Write out each line word for word. Drop pictures.

[Start Raw records]

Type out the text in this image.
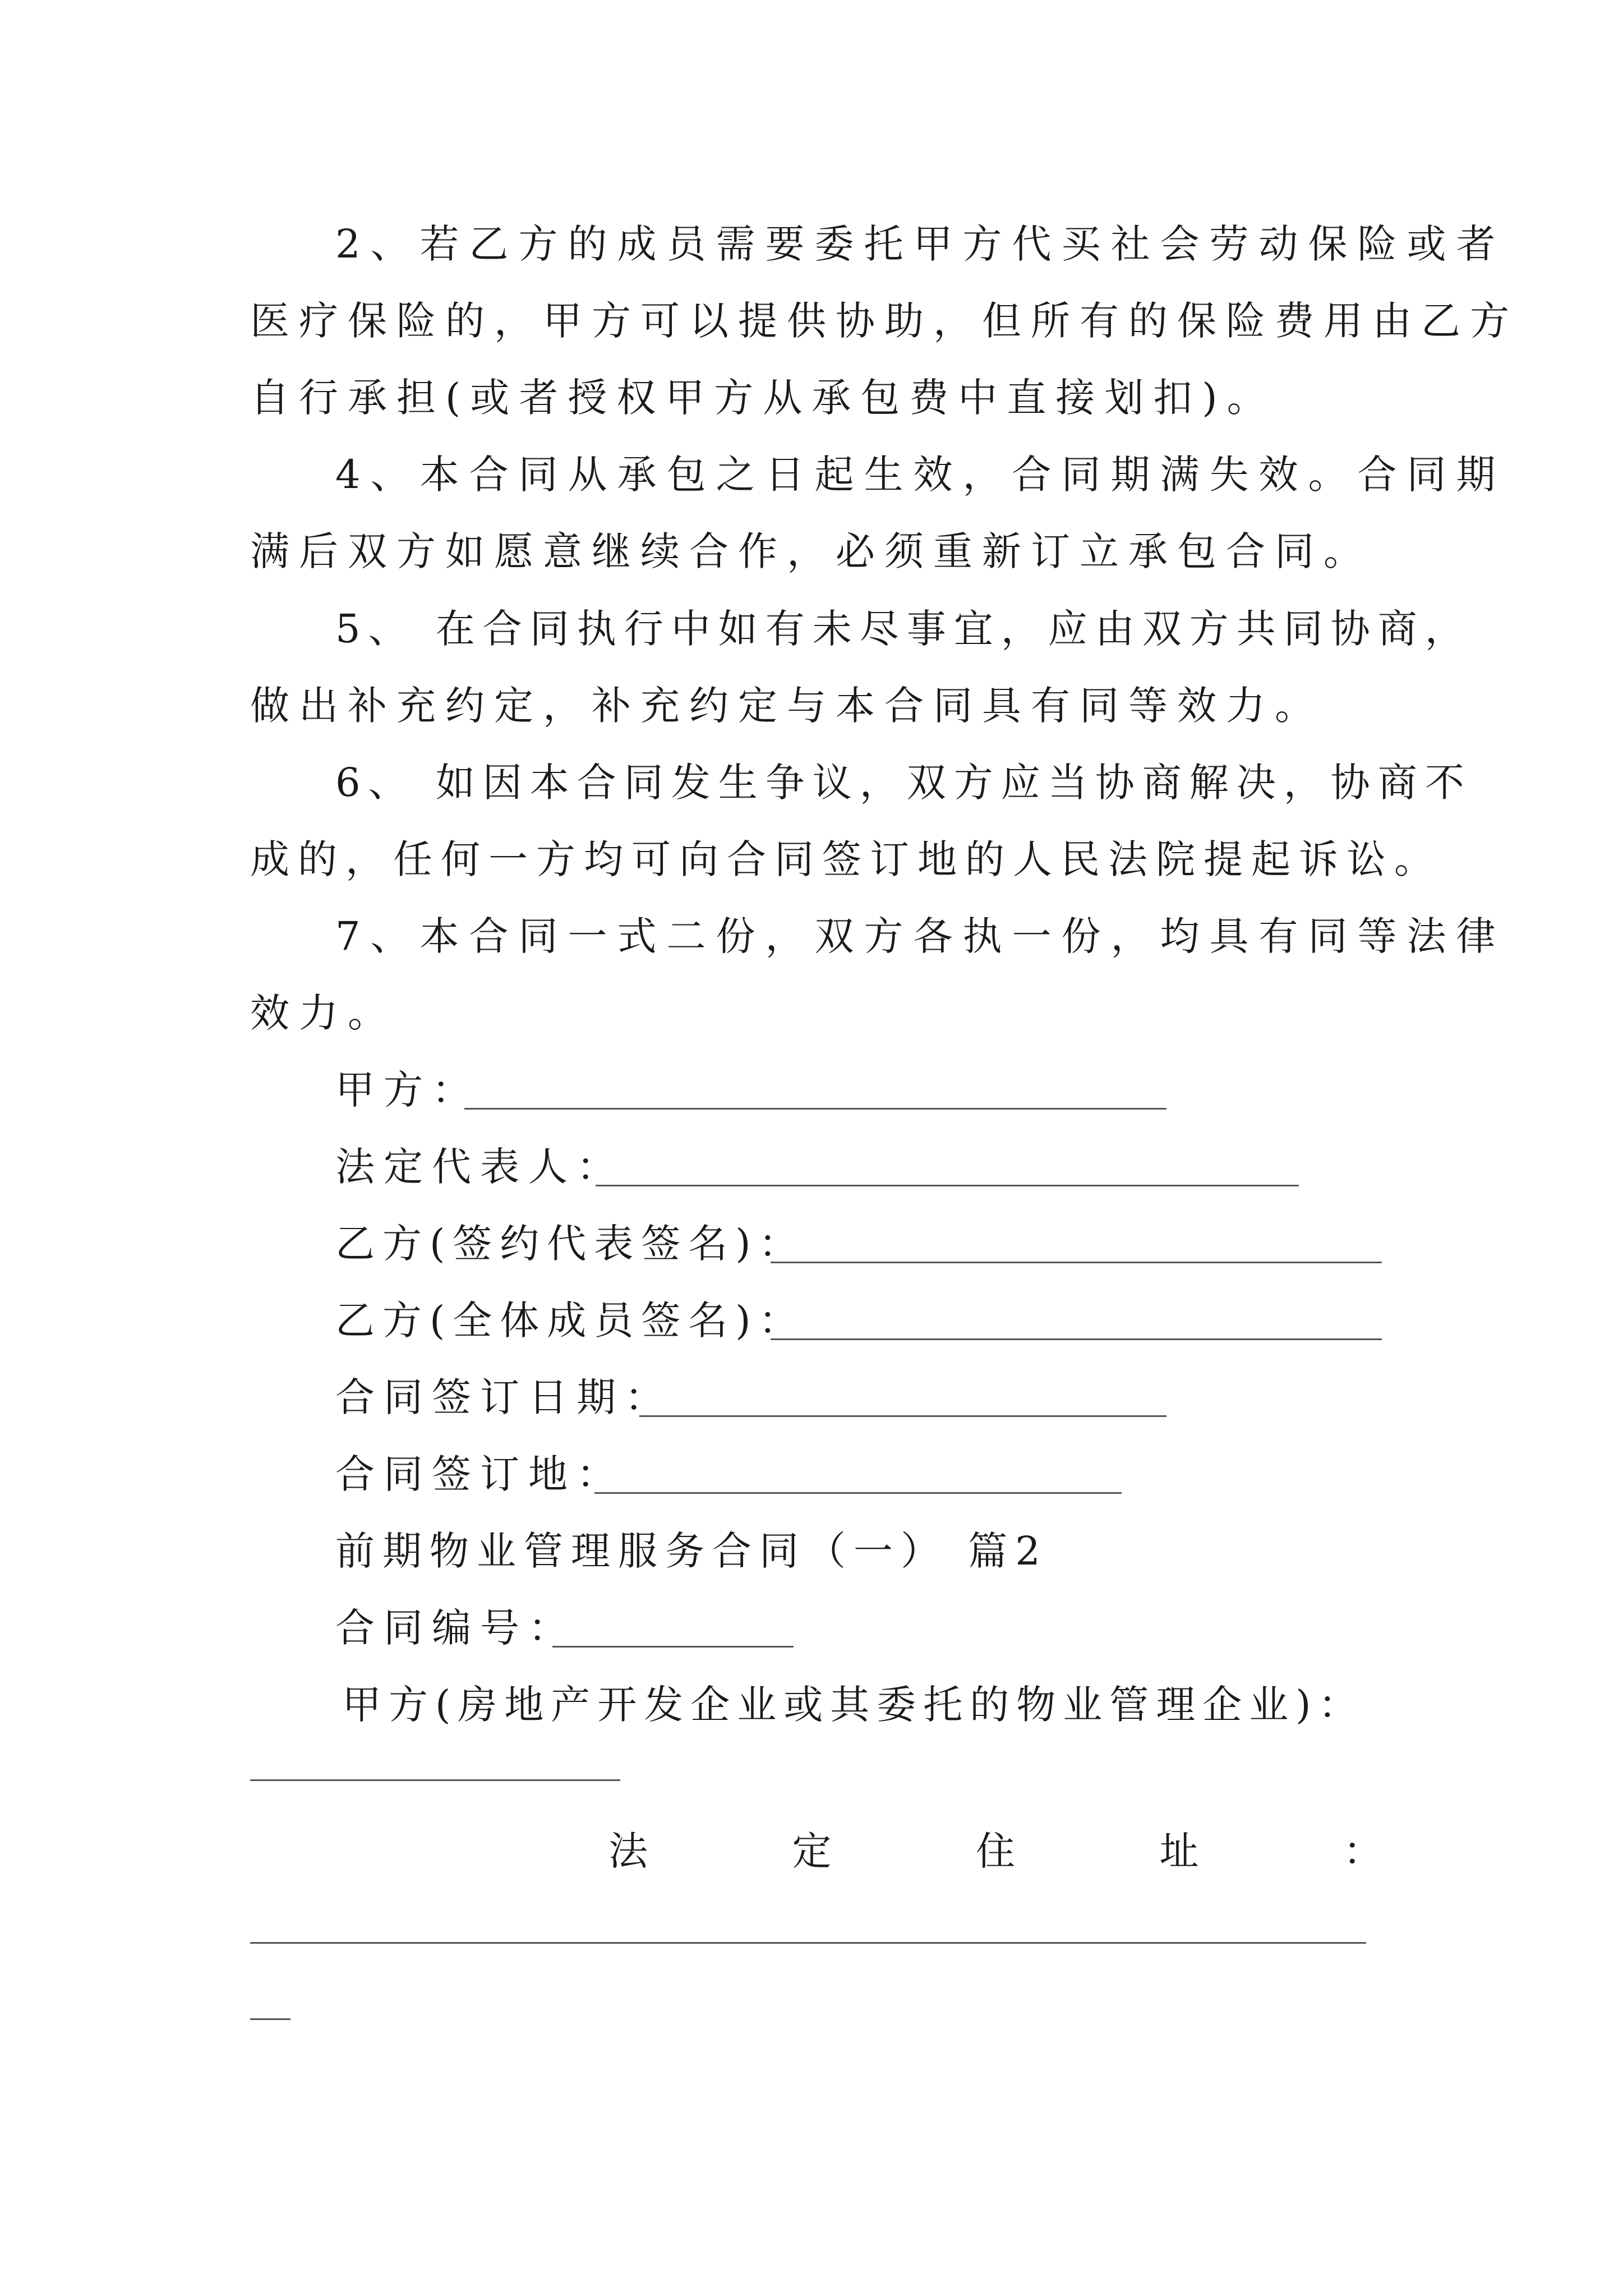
2、若乙方的成员需要委托甲方代买社会劳动保险或者
医疗保险的，甲方可以提供协助，但所有的保险费用由乙方
自行承担(或者授权甲方从承包费中直接划扣)。
4、本合同从承包之日起生效，合同期满失效。合同期
满后双方如愿意继续合作，必须重新订立承包合同。
5、 在合同执行中如有未尽事宜，应由双方共同协商，
做出补充约定，补充约定与本合同具有同等效力。
6、 如因本合同发生争议，双方应当协商解决，协商不
成的，任何一方均可向合同签订地的人民法院提起诉讼。
7、本合同一式二份，双方各执一份，均具有同等法律
效力。
甲方：
法定代表人：
乙方(签约代表签名)：
乙方(全体成员签名)：
合同签订日期：
合同签订地：
前期物业管理服务合同（一） 篇2
合同编号：
甲方(房地产开发企业或其委托的物业管理企业)：
法	定	住	址	：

[End Raw records]

* Output of the task
Type out the text in this image.
2、若乙方的成员需要委托甲方代买社会劳动保险或者
医疗保险的，甲方可以提供协助，但所有的保险费用由乙方
自行承担(或者授权甲方从承包费中直接划扣)。
4、本合同从承包之日起生效，合同期满失效。合同期
满后双方如愿意继续合作，必须重新订立承包合同。
5、 在合同执行中如有未尽事宜，应由双方共同协商，
做出补充约定，补充约定与本合同具有同等效力。
6、 如因本合同发生争议，双方应当协商解决，协商不
成的，任何一方均可向合同签订地的人民法院提起诉讼。
7、本合同一式二份，双方各执一份，均具有同等法律
效力。
甲方：
法定代表人：
乙方(签约代表签名)：
乙方(全体成员签名)：
合同签订日期：
合同签订地：
前期物业管理服务合同（一） 篇2
合同编号：
甲方(房地产开发企业或其委托的物业管理企业)：
法	定	住	址	：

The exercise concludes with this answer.